→ What is being asked
Find the string "oder" and gather every line that holds it.

>>>

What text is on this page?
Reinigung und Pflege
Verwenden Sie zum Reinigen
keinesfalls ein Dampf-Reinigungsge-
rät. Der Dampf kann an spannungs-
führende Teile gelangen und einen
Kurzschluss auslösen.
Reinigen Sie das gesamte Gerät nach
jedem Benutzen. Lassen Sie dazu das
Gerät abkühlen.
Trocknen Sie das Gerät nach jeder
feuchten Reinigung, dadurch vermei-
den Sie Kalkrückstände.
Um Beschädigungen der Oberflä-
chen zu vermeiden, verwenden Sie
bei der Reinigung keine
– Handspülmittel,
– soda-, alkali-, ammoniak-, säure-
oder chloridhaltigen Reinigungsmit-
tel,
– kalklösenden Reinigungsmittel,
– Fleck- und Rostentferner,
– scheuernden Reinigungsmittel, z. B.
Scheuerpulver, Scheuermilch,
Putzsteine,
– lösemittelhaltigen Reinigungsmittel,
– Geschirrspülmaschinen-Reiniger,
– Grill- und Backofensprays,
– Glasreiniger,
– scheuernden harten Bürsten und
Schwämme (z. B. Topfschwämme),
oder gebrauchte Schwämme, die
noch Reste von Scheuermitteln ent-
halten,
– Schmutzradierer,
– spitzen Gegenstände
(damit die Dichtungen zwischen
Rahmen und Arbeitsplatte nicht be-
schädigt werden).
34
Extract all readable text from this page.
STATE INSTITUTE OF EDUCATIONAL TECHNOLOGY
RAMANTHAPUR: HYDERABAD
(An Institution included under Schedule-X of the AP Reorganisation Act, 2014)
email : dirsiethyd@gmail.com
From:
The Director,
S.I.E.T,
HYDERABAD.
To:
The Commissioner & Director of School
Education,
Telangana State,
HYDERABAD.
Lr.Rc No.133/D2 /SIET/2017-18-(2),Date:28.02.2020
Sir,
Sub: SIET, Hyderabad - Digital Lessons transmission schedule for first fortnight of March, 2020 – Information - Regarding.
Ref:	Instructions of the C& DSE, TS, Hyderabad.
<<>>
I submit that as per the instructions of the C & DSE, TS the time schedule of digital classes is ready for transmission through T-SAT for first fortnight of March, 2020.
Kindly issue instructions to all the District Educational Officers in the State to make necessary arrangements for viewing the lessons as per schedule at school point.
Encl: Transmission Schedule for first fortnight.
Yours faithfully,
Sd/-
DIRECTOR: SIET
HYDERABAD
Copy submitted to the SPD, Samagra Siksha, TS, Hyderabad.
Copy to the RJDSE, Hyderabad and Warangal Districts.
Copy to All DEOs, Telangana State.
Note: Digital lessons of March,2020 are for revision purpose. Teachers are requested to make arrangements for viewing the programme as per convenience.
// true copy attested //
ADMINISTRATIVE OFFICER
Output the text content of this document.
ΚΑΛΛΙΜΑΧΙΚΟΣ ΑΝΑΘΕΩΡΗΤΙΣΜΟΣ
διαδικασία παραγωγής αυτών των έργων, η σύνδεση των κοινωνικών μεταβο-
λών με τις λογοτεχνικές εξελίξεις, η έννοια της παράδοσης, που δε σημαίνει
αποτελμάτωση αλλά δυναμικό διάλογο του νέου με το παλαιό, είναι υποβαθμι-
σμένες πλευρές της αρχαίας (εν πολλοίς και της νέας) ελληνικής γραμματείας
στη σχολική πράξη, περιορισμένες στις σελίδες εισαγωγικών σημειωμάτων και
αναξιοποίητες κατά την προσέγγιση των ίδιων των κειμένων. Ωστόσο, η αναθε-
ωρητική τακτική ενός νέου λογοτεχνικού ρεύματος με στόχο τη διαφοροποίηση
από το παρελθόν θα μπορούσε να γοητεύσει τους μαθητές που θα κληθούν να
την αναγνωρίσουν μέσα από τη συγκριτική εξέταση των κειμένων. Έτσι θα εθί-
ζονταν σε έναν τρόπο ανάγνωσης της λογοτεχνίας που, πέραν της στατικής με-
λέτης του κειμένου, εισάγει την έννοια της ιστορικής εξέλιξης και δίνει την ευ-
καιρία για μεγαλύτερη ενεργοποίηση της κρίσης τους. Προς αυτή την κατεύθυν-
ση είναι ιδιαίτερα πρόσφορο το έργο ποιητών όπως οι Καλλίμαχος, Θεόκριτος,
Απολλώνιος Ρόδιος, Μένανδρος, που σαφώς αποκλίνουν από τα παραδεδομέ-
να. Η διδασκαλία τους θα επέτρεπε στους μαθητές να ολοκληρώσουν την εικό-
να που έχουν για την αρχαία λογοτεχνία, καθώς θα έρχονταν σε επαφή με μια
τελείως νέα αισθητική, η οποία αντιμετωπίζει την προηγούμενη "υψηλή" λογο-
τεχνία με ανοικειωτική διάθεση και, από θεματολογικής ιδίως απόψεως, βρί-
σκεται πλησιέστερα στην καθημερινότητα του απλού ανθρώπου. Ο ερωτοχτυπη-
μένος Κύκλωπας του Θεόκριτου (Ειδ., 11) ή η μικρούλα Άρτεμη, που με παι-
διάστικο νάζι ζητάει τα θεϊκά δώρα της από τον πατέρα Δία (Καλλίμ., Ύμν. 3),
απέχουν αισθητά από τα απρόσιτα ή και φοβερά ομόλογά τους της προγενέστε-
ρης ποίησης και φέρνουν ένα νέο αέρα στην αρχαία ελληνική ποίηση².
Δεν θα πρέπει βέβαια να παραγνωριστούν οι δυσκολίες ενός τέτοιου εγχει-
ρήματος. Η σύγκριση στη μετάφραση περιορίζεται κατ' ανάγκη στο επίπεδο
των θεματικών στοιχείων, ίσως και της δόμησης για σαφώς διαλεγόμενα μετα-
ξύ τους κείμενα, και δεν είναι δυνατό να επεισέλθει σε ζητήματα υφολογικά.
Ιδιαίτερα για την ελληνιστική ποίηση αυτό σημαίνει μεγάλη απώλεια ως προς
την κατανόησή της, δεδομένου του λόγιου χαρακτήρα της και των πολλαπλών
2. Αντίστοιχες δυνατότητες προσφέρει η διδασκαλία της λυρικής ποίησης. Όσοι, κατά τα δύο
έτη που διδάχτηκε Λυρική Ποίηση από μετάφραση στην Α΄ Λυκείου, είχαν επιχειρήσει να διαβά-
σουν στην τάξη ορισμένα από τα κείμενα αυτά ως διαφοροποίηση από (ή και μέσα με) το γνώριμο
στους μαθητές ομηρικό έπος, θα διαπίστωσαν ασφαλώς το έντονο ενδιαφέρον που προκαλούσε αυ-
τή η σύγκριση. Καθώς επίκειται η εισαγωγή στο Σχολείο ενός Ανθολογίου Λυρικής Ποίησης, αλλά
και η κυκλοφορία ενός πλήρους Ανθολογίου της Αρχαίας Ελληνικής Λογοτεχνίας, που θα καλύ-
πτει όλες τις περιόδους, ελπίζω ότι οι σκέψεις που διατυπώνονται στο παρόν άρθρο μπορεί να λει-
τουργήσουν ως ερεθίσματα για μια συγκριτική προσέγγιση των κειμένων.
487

<<<

→ Solution
oder chloridhaltigen Reinigungsmit-
oder gebrauchte Schwämme, die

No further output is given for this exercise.